-- RECORDS SUPPLIED --
╭──
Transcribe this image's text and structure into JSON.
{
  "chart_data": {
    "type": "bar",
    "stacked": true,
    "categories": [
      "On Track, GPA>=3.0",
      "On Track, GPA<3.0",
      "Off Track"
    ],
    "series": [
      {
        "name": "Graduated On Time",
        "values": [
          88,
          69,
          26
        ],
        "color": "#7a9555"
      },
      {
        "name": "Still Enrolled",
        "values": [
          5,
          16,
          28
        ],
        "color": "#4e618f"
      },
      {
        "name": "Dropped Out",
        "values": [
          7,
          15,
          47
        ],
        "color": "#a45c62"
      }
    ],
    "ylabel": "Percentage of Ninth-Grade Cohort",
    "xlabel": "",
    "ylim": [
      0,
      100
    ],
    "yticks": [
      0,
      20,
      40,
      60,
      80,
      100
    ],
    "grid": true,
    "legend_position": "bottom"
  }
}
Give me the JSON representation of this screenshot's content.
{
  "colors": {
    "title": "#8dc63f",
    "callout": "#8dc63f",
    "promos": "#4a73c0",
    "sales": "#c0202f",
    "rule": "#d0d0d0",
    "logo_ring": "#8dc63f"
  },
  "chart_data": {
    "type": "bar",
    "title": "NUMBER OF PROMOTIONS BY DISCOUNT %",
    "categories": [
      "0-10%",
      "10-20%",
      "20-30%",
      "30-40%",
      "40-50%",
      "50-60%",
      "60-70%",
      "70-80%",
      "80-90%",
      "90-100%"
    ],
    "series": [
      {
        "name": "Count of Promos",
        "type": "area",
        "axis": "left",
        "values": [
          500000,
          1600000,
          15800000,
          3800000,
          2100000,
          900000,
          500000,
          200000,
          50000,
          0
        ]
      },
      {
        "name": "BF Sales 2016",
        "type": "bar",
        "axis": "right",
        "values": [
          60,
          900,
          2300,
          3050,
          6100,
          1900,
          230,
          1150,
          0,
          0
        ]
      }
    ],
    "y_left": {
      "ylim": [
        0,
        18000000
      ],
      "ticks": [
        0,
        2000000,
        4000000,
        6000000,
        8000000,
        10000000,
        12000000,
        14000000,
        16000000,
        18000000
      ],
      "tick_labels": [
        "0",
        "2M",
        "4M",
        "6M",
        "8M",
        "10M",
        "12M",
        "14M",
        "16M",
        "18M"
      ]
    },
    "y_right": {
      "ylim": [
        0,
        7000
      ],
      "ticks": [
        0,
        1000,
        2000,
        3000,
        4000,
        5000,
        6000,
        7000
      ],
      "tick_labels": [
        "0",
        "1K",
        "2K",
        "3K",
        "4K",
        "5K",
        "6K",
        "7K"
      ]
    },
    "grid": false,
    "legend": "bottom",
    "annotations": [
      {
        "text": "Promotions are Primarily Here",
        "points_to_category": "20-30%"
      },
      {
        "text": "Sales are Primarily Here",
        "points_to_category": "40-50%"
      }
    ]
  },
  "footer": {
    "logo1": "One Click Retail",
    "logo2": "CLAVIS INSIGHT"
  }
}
╰──
-- AIM OF THE EXERCISE --
Copy every line of the listing containing the string "title".

-- TASK SOLUTION --
    "title": "#8dc63f",
    "title": "NUMBER OF PROMOTIONS BY DISCOUNT %",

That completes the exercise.